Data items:
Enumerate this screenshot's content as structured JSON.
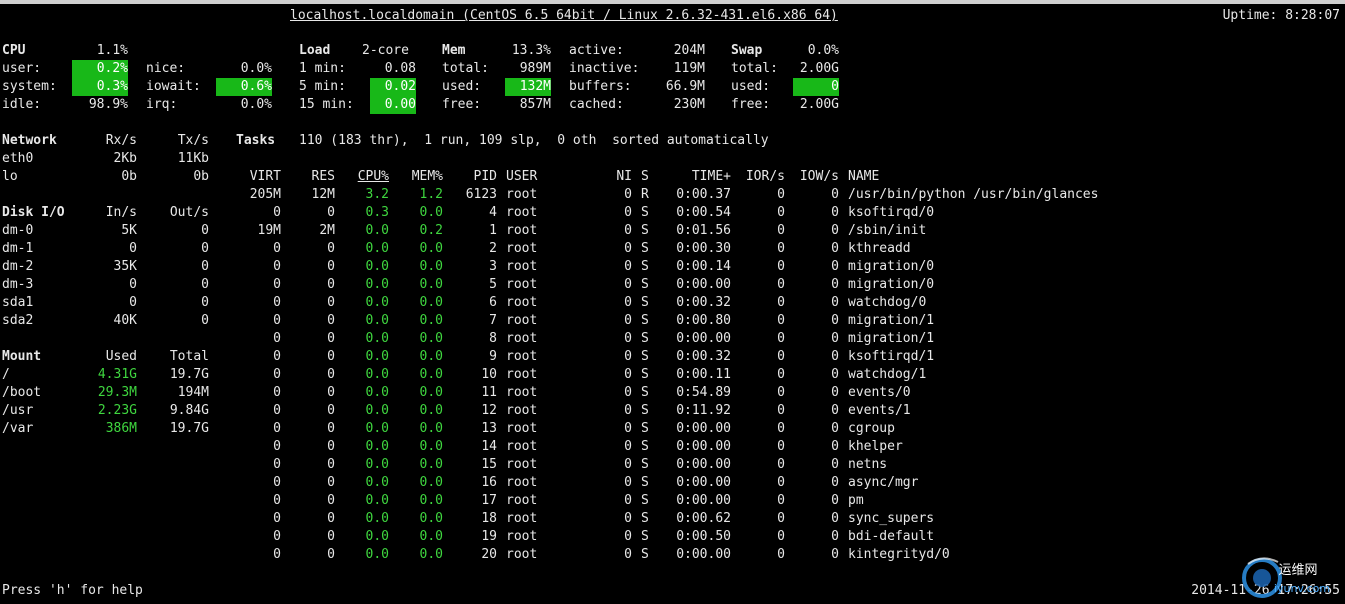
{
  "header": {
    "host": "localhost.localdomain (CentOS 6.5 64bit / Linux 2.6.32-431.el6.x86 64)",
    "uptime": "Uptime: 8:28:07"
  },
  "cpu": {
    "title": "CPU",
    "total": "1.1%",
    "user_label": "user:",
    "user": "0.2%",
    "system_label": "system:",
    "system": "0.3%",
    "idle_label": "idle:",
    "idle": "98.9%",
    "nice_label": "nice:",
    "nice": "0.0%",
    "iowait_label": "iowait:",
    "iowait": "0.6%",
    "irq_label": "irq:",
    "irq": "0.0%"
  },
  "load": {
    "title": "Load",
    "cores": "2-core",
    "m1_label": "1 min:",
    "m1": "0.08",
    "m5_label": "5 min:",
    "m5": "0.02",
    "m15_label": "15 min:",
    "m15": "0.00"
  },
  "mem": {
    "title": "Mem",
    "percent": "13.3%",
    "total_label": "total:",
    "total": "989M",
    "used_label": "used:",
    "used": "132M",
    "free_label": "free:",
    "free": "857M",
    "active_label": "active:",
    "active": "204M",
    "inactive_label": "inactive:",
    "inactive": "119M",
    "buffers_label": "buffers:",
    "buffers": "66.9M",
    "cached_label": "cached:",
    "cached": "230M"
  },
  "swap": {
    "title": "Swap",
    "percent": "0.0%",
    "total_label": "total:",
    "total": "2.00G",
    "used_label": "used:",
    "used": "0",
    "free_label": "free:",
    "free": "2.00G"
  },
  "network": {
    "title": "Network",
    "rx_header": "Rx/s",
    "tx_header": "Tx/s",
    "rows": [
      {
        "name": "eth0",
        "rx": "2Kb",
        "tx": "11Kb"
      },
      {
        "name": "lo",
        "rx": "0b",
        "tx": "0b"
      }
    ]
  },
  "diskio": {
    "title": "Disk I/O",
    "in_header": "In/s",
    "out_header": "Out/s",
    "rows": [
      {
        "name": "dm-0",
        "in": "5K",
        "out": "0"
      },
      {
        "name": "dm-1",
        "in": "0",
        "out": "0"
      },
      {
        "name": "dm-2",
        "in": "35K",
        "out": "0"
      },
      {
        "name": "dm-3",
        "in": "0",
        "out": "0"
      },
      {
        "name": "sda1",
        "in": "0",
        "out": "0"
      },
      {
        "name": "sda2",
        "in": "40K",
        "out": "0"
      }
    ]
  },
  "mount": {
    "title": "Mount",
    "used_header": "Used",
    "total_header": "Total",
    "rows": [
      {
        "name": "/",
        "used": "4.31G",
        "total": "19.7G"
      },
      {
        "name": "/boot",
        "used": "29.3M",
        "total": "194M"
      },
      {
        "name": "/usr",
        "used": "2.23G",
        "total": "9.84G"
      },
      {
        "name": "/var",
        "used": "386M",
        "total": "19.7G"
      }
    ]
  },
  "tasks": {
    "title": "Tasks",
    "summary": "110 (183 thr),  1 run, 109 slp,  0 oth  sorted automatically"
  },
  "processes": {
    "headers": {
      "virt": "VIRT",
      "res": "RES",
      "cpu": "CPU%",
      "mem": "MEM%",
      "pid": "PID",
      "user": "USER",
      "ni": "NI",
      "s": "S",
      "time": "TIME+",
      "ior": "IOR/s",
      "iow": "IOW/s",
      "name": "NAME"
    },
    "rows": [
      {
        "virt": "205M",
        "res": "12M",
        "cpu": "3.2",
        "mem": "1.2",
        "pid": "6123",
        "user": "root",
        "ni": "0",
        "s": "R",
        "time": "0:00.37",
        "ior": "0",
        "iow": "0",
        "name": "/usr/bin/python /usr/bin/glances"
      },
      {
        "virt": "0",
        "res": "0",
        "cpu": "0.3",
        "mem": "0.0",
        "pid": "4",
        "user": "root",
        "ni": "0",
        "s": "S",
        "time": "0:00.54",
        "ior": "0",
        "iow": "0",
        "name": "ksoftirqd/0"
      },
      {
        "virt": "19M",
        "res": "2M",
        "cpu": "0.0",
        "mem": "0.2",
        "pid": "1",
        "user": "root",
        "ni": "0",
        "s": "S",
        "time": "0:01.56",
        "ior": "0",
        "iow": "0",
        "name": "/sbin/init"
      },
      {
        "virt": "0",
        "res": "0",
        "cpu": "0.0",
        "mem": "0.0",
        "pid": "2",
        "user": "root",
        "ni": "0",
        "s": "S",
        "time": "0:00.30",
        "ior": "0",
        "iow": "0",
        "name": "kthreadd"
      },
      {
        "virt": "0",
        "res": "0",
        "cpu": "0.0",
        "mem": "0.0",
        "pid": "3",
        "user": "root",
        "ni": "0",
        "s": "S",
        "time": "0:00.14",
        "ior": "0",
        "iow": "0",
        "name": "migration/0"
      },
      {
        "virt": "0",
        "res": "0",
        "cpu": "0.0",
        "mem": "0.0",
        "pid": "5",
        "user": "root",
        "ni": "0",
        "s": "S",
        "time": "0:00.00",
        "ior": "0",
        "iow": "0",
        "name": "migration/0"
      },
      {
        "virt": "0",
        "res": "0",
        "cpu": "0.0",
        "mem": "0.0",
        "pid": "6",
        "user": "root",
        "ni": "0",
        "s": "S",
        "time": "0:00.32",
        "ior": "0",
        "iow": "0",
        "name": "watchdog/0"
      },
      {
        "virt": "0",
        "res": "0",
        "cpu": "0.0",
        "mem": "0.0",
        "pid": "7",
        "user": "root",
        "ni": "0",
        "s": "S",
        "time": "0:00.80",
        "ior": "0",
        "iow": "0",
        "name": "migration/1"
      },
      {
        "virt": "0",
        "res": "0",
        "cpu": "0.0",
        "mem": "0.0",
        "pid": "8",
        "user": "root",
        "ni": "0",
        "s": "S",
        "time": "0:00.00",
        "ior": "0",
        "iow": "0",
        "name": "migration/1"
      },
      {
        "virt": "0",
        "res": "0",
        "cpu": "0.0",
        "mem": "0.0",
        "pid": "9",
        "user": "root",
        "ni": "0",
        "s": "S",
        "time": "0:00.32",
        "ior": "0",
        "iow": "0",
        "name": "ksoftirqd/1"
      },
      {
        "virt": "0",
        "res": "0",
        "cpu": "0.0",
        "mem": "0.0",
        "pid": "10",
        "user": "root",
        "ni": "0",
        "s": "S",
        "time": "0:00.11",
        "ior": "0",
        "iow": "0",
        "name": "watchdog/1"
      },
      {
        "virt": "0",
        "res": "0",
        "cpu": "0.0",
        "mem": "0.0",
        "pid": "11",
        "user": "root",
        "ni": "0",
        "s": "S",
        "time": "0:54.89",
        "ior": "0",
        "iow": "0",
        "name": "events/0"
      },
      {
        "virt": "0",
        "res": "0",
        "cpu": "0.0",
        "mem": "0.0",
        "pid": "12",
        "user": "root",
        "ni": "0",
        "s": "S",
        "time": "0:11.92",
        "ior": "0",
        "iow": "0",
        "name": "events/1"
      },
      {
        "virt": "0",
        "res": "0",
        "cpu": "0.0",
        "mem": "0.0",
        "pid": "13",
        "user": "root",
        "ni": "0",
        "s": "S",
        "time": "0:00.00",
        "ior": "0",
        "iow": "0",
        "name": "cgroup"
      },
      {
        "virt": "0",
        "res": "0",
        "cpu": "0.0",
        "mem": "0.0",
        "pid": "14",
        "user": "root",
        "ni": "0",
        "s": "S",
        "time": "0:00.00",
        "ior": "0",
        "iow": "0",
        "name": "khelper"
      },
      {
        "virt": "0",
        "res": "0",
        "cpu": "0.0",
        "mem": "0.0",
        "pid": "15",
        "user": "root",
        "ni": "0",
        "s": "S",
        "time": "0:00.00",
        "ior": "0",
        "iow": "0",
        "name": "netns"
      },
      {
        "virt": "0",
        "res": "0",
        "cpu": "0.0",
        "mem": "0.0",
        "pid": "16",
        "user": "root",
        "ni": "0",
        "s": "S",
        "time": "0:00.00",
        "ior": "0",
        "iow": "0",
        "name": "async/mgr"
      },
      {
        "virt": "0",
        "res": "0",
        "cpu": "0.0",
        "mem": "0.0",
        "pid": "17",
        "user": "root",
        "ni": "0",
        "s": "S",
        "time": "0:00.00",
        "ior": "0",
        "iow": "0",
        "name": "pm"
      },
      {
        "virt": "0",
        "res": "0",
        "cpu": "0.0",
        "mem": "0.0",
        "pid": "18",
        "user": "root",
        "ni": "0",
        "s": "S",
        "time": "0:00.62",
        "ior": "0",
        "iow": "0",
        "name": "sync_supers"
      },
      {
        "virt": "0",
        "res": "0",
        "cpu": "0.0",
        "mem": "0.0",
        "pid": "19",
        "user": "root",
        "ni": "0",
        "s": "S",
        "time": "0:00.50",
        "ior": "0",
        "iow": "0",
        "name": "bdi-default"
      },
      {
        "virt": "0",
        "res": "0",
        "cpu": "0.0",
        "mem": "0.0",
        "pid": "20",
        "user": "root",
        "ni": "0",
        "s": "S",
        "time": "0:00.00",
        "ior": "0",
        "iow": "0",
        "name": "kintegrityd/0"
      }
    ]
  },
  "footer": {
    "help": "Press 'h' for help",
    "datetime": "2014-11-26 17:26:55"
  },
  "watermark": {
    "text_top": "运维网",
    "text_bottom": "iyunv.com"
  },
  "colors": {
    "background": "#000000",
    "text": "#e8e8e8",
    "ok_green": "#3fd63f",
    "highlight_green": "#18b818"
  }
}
...
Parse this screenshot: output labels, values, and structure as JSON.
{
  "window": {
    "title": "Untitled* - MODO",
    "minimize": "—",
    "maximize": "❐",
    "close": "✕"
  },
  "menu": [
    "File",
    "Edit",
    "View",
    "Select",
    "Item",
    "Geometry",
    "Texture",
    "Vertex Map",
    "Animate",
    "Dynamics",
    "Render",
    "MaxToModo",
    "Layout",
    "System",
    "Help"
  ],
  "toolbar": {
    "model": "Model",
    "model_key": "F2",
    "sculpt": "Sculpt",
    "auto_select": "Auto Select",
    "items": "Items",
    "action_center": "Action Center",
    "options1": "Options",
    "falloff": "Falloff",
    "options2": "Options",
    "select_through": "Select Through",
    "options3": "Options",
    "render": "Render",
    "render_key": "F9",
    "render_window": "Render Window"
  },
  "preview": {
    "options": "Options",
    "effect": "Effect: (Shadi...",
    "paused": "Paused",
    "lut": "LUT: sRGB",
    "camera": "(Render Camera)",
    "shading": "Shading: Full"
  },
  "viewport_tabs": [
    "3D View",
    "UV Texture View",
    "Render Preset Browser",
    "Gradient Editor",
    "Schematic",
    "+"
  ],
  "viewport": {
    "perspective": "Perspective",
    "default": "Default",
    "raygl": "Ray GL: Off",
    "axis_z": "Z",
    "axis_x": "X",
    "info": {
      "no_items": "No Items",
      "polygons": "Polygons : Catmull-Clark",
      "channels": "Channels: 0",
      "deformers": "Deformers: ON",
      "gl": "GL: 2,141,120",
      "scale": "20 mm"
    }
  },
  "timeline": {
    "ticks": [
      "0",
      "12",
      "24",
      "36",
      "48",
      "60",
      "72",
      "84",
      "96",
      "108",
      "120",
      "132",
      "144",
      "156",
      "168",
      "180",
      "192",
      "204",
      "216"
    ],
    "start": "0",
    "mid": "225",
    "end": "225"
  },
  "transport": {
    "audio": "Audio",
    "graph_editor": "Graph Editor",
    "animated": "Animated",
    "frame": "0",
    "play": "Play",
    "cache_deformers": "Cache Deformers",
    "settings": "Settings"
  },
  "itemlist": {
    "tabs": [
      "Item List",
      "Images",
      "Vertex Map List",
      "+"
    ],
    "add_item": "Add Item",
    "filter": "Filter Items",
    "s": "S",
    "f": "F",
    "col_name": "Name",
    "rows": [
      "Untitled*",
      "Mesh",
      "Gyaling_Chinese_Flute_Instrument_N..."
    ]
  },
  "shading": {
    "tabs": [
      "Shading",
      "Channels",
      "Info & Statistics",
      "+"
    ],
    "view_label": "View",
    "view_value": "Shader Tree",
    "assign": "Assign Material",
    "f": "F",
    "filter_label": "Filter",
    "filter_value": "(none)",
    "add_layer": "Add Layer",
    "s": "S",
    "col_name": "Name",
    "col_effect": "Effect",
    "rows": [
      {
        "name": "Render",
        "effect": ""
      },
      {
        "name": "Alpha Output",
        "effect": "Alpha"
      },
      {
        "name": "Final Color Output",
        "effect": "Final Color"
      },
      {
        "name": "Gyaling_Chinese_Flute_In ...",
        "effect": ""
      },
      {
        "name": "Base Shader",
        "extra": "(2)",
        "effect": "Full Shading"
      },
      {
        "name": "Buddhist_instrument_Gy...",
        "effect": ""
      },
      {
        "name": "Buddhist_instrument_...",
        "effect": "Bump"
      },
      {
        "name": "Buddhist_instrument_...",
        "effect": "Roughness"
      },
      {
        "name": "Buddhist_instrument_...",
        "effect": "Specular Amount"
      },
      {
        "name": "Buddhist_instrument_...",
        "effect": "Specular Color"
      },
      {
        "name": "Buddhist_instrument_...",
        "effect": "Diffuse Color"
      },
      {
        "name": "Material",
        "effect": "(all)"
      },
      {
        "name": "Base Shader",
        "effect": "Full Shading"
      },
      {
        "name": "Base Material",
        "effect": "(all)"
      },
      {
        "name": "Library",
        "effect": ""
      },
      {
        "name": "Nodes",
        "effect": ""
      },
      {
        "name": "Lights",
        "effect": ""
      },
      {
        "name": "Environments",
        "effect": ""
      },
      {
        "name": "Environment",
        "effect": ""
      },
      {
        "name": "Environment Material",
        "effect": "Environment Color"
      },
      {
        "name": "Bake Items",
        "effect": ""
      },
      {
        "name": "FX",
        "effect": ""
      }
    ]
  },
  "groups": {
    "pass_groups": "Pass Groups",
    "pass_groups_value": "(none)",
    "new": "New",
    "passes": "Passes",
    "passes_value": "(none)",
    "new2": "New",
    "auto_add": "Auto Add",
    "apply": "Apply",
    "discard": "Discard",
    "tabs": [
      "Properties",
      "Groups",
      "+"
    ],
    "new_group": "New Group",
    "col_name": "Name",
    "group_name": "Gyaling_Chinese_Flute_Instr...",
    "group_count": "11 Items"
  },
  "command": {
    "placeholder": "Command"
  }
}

■ **Exercise description**
Search the preceding listing for "Material" and extract every line where it is found.

■ **The result**
    "assign": "Assign Material",
        "name": "Material",
        "name": "Base Material",
        "name": "Environment Material",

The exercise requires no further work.